>> BEGIN Text to read

An Interview with Caleb Shenk, Winner of the 2022 Crossword Scholarship

Winner's Interview

After another year of competitive puzzle submissions, we were delighted to connect with Caleb Shenk, the winner of this year’s crossword scholarship. Visit our 2022 Scholarship Winner page to see all our finalists.

Read on to hear more about his experience with crosswords, journalism, and advice for aspiring cruciverbalists.

Can you tell us a little bit about your crossword creation process?

Making a crossword has four major steps — theme, grid construction, fill, and cluing — and my favorite part of this grid was certainly the theme. I toyed with a tennis-themed crossword, but couldn’t come up with wordplay that I liked. I then thought about my work with our college newspaper, and how I’m going to work with the digital aspect next year. I thought of an “eNewspaper” idea, and how adding an “e” to words could create new words that related to a newspaper. (It ended up working better to have the revealer be ENEWS, rather than eNewspaper.)

Once I had that seed in my head of what I wanted to create, I went on a walk around campus with a notebook in my hand and tried to think of words that would fit my theme material. I find that walking can help me brainstorm, and I didn’t let myself go back inside until I had four options. I ended up with four words that fit the criteria: relating to a newspaper, having the letter “e,” and creating an etymologically distinct word if the “e” was removed. It was a small list, so I’m glad it worked out. I then went to xwordinfo.com, and found phrases with the “e”-removed words, and went from there.

One hard part of the process was the fill. I generally don’t mind it, but it just happened that twice, I started cluing my grid but then realized I had to rework my fill. The first time I realized I unintentionally had two obscure words crossing and had to redo about half of the grid, and the second time I realized I had accidentally included 80 words in the grid, when 78 was the maximum. So, I had to redesign the entire grid, which wasn’t super fun, but I’m happy with how it turned out.

You were a finalist last year, too. What’s your experience been with this contest?

Yeah, I was a finalist two years in a row, which was fun knowing that I was close, but also was certainly a motivator to see if I could get to the next level. I put more work into the theme this year than in years past since last year I didn’t really have anything special to my theme. It’s nice to make a well-constructed crossword within a certain topic, but I noticed that last year’s winner really elevated his puzzle by adding wordplay to a cohesive topic. So this year, I really dug into my theme material and tried to see what I could come up with, and I think that this year showed that additional layer of wordplay I was looking for.

>> END Text to read

Reproduce the part of the crossword interview that begins with the words containing "One hard part" and ends with "it turned out.".

>> BEGIN Extracted entries

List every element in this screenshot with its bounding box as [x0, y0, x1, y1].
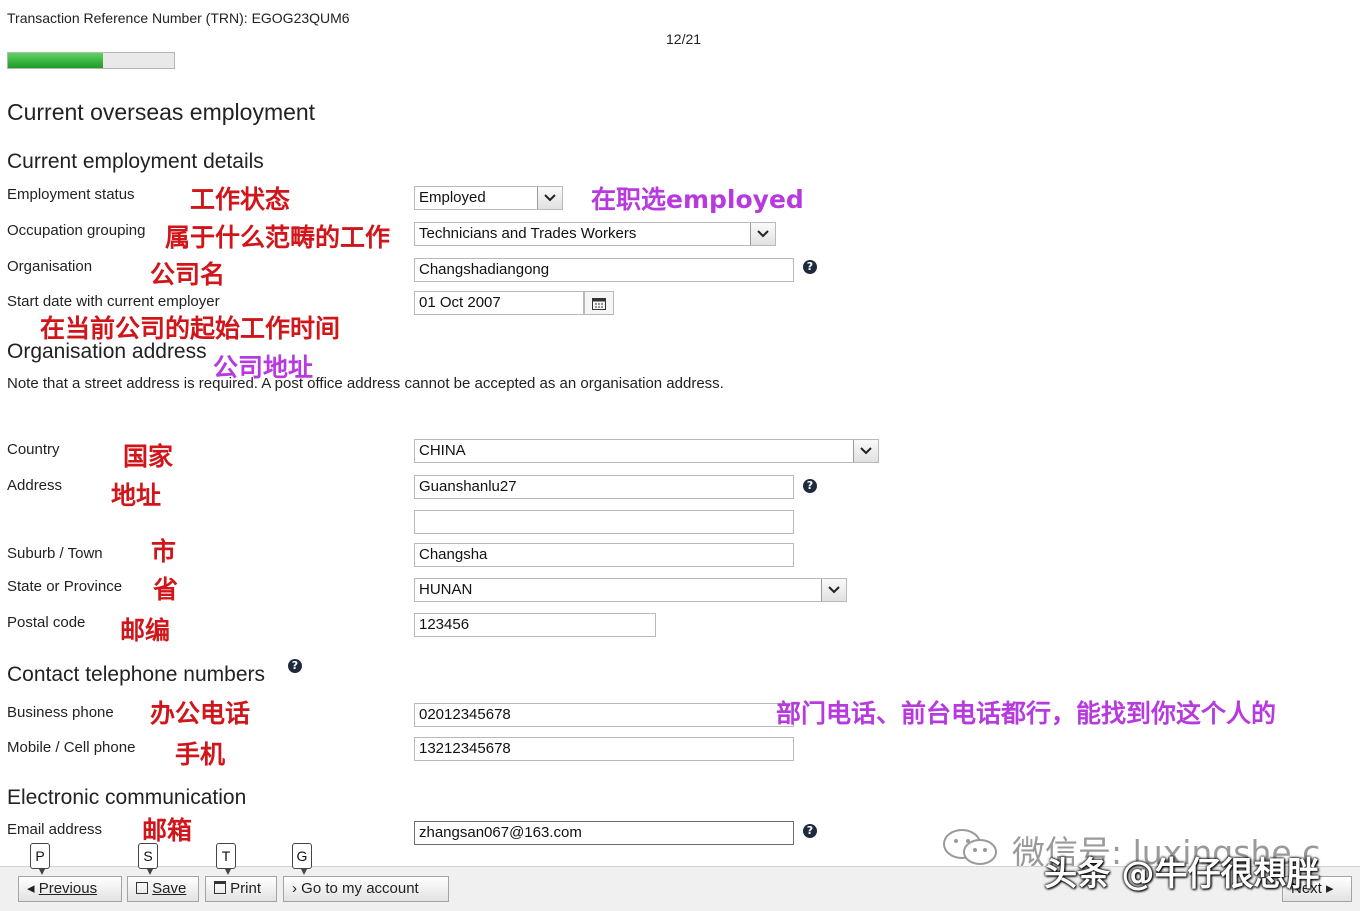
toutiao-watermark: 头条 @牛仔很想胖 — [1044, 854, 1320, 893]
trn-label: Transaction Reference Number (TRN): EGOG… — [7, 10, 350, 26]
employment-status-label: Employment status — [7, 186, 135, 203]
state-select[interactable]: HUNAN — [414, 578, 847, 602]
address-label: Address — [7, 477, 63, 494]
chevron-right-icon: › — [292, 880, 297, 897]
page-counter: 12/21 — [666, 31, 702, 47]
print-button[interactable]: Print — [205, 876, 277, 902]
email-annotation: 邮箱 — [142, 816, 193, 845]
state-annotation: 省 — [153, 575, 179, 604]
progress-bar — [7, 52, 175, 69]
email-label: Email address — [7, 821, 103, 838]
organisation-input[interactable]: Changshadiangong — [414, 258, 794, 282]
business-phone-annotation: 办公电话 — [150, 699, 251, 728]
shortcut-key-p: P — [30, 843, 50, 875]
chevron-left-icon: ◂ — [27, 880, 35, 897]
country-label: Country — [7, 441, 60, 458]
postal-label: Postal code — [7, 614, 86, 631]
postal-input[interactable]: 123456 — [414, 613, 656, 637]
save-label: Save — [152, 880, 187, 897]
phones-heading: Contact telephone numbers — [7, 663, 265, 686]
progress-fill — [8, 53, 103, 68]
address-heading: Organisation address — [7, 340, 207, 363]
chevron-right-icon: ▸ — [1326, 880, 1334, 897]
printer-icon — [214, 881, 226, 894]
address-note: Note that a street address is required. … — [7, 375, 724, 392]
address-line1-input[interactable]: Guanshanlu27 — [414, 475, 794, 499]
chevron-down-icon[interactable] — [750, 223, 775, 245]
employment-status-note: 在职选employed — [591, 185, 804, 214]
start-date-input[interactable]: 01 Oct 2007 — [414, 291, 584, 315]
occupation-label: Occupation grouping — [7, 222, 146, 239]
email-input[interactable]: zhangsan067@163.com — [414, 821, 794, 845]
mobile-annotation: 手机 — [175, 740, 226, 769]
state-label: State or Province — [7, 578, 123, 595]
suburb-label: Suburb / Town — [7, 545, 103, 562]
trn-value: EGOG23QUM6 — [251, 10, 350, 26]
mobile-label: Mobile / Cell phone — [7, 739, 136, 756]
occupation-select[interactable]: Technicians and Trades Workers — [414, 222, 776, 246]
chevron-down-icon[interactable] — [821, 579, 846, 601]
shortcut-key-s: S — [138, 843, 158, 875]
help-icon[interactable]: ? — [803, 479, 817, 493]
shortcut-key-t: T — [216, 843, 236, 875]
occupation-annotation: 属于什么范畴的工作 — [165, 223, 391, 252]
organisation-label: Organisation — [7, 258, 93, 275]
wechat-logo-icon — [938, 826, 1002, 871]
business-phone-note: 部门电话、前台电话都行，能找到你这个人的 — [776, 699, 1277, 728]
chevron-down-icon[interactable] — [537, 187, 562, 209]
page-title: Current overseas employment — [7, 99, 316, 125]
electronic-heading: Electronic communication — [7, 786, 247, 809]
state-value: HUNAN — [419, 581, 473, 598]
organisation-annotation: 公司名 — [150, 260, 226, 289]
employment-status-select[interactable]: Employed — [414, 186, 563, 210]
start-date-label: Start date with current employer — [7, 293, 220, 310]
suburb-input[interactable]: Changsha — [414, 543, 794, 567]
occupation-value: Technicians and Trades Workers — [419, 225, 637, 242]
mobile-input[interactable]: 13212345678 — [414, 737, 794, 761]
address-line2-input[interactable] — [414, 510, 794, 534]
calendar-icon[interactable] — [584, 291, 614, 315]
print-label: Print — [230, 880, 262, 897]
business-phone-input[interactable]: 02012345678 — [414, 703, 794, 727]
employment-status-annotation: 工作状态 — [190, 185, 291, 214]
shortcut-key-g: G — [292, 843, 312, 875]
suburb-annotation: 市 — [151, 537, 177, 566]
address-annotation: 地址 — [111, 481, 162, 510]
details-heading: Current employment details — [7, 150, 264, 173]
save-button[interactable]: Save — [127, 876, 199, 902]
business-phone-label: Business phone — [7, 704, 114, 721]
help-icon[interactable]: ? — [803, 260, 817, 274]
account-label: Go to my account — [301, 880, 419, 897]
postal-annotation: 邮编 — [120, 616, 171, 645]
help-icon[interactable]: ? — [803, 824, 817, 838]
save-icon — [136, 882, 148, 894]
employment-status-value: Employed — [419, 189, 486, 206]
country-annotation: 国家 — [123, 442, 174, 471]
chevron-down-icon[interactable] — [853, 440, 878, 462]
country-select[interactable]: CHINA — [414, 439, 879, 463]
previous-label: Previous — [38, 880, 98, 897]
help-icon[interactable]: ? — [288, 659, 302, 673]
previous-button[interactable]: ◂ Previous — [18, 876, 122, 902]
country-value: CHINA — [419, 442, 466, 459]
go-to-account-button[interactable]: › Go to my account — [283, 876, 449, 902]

>> END Extracted entries

Finished answer —
One hard part of the process was the fill. I generally don’t mind it, but it just happened that twice, I started cluing my grid but then realized I had to rework my fill. The first time I realized I unintentionally had two obscure words crossing and had to redo about half of the grid, and the second time I realized I had accidentally included 80 words in the grid, when 78 was the maximum. So, I had to redesign the entire grid, which wasn’t super fun, but I’m happy with how it turned out.